● **REQUIRED TASK**: Whenever a line contains the string "nдиам", copy it out of the entries.

□ □ □

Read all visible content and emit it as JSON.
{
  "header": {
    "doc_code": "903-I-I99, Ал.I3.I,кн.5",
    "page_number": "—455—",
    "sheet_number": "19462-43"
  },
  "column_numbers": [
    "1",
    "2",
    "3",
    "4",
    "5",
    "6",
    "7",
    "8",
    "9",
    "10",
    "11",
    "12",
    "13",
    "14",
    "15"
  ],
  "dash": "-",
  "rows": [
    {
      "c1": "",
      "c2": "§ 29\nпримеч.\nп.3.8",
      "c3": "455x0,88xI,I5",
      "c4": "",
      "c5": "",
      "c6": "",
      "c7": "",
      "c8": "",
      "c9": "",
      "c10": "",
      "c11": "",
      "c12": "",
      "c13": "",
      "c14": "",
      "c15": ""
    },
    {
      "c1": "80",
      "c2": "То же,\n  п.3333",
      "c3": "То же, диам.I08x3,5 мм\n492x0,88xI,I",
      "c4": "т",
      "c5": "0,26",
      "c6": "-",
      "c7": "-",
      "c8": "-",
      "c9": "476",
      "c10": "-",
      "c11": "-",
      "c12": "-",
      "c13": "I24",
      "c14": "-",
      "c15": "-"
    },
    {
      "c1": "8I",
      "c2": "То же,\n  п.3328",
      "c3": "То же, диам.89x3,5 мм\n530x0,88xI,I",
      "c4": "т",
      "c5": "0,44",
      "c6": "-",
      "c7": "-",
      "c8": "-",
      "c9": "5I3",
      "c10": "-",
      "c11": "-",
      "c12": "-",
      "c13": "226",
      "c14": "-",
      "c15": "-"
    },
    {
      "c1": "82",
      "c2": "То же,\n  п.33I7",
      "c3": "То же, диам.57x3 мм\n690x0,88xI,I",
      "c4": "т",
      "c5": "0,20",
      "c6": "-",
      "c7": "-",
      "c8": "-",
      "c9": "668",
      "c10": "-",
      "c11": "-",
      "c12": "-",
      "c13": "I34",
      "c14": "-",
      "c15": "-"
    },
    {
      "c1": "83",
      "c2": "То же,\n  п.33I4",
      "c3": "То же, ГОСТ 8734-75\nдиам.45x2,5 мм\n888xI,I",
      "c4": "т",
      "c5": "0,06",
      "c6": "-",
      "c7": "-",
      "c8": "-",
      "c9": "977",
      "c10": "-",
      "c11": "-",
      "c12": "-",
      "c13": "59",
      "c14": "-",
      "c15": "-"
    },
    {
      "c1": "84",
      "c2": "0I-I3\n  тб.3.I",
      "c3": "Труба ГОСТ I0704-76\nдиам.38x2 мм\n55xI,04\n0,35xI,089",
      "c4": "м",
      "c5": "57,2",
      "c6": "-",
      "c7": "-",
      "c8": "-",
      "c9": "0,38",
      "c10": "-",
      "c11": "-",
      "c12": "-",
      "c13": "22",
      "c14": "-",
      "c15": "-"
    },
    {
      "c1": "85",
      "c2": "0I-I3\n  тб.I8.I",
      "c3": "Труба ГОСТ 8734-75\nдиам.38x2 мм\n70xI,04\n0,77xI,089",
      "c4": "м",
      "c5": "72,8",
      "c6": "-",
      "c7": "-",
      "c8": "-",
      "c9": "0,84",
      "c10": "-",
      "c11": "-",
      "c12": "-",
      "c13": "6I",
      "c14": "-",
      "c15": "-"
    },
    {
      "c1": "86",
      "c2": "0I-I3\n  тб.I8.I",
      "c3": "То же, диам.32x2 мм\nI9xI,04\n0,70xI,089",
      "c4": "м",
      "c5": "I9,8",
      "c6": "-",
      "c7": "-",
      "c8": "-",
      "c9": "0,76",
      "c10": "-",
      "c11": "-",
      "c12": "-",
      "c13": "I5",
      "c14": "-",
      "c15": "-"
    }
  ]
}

□ □ □

● **WORKED SOLUTION**:
      "c3": "То же, ГОСТ 8734-75\nдиам.45x2,5 мм\n888xI,I",
      "c3": "Труба ГОСТ I0704-76\nдиам.38x2 мм\n55xI,04\n0,35xI,089",
      "c3": "Труба ГОСТ 8734-75\nдиам.38x2 мм\n70xI,04\n0,77xI,089",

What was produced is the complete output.